*** Material for this task ***

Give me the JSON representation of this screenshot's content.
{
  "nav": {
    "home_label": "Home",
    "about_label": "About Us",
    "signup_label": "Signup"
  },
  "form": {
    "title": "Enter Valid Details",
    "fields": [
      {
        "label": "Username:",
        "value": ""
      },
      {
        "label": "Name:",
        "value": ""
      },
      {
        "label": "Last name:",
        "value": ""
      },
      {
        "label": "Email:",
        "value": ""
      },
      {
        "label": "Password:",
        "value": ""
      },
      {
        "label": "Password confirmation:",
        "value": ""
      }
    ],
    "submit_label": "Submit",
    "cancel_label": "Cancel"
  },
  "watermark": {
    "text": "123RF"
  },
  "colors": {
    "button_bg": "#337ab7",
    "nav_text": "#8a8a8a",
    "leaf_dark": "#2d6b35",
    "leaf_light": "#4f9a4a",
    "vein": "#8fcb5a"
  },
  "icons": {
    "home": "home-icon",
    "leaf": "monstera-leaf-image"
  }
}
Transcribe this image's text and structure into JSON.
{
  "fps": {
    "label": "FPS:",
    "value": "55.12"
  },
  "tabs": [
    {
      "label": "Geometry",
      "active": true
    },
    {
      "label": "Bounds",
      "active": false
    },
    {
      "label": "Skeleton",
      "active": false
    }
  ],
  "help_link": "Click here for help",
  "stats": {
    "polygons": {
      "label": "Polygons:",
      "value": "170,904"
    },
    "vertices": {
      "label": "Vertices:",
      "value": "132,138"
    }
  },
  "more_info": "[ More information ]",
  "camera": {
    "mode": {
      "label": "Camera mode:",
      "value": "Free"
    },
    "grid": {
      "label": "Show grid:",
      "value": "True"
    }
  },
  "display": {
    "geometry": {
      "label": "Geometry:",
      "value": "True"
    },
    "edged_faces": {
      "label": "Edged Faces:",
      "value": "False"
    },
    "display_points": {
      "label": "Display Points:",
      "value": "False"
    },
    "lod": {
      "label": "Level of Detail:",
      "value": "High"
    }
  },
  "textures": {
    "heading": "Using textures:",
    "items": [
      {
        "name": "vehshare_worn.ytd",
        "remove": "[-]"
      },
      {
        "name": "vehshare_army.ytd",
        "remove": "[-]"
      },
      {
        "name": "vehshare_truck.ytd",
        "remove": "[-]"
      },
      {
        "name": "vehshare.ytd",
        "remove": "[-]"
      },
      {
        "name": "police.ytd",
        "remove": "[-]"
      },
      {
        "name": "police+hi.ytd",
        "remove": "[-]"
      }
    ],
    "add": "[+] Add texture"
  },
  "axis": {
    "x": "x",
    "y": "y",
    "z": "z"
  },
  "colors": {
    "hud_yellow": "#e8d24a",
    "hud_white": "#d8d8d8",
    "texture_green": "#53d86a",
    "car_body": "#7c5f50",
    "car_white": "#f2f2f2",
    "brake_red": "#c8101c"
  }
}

***

Every line of the data above should be copied exactly.

- **Final result**
Give me the JSON representation of this screenshot's content.
{
  "nav": {
    "home_label": "Home",
    "about_label": "About Us",
    "signup_label": "Signup"
  },
  "form": {
    "title": "Enter Valid Details",
    "fields": [
      {
        "label": "Username:",
        "value": ""
      },
      {
        "label": "Name:",
        "value": ""
      },
      {
        "label": "Last name:",
        "value": ""
      },
      {
        "label": "Email:",
        "value": ""
      },
      {
        "label": "Password:",
        "value": ""
      },
      {
        "label": "Password confirmation:",
        "value": ""
      }
    ],
    "submit_label": "Submit",
    "cancel_label": "Cancel"
  },
  "watermark": {
    "text": "123RF"
  },
  "colors": {
    "button_bg": "#337ab7",
    "nav_text": "#8a8a8a",
    "leaf_dark": "#2d6b35",
    "leaf_light": "#4f9a4a",
    "vein": "#8fcb5a"
  },
  "icons": {
    "home": "home-icon",
    "leaf": "monstera-leaf-image"
  }
}
Transcribe this image's text and structure into JSON.
{
  "fps": {
    "label": "FPS:",
    "value": "55.12"
  },
  "tabs": [
    {
      "label": "Geometry",
      "active": true
    },
    {
      "label": "Bounds",
      "active": false
    },
    {
      "label": "Skeleton",
      "active": false
    }
  ],
  "help_link": "Click here for help",
  "stats": {
    "polygons": {
      "label": "Polygons:",
      "value": "170,904"
    },
    "vertices": {
      "label": "Vertices:",
      "value": "132,138"
    }
  },
  "more_info": "[ More information ]",
  "camera": {
    "mode": {
      "label": "Camera mode:",
      "value": "Free"
    },
    "grid": {
      "label": "Show grid:",
      "value": "True"
    }
  },
  "display": {
    "geometry": {
      "label": "Geometry:",
      "value": "True"
    },
    "edged_faces": {
      "label": "Edged Faces:",
      "value": "False"
    },
    "display_points": {
      "label": "Display Points:",
      "value": "False"
    },
    "lod": {
      "label": "Level of Detail:",
      "value": "High"
    }
  },
  "textures": {
    "heading": "Using textures:",
    "items": [
      {
        "name": "vehshare_worn.ytd",
        "remove": "[-]"
      },
      {
        "name": "vehshare_army.ytd",
        "remove": "[-]"
      },
      {
        "name": "vehshare_truck.ytd",
        "remove": "[-]"
      },
      {
        "name": "vehshare.ytd",
        "remove": "[-]"
      },
      {
        "name": "police.ytd",
        "remove": "[-]"
      },
      {
        "name": "police+hi.ytd",
        "remove": "[-]"
      }
    ],
    "add": "[+] Add texture"
  },
  "axis": {
    "x": "x",
    "y": "y",
    "z": "z"
  },
  "colors": {
    "hud_yellow": "#e8d24a",
    "hud_white": "#d8d8d8",
    "texture_green": "#53d86a",
    "car_body": "#7c5f50",
    "car_white": "#f2f2f2",
    "brake_red": "#c8101c"
  }
}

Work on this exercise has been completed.